--- begin The input ---
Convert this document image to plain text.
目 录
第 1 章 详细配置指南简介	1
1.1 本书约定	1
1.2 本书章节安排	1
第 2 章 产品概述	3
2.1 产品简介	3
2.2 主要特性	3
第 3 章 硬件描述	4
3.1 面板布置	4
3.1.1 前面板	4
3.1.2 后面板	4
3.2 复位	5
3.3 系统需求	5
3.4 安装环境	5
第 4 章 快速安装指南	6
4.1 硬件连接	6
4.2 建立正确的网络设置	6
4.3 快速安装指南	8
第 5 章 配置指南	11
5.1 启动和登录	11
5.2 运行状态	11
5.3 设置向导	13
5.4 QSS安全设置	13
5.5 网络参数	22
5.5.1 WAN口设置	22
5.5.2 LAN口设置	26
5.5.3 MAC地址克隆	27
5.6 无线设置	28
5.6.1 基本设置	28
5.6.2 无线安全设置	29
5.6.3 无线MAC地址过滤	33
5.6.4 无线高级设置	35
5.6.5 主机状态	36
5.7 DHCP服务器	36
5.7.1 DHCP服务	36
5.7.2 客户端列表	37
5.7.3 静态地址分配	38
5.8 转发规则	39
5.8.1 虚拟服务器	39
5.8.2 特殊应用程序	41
--- end The input ---
*Given problem*: Copy down the whole of the data above, matching it exactly.

*Answer to the task*:
Convert this document image to plain text.
目 录
第 1 章 详细配置指南简介	1
1.1 本书约定	1
1.2 本书章节安排	1
第 2 章 产品概述	3
2.1 产品简介	3
2.2 主要特性	3
第 3 章 硬件描述	4
3.1 面板布置	4
3.1.1 前面板	4
3.1.2 后面板	4
3.2 复位	5
3.3 系统需求	5
3.4 安装环境	5
第 4 章 快速安装指南	6
4.1 硬件连接	6
4.2 建立正确的网络设置	6
4.3 快速安装指南	8
第 5 章 配置指南	11
5.1 启动和登录	11
5.2 运行状态	11
5.3 设置向导	13
5.4 QSS安全设置	13
5.5 网络参数	22
5.5.1 WAN口设置	22
5.5.2 LAN口设置	26
5.5.3 MAC地址克隆	27
5.6 无线设置	28
5.6.1 基本设置	28
5.6.2 无线安全设置	29
5.6.3 无线MAC地址过滤	33
5.6.4 无线高级设置	35
5.6.5 主机状态	36
5.7 DHCP服务器	36
5.7.1 DHCP服务	36
5.7.2 客户端列表	37
5.7.3 静态地址分配	38
5.8 转发规则	39
5.8.1 虚拟服务器	39
5.8.2 特殊应用程序	41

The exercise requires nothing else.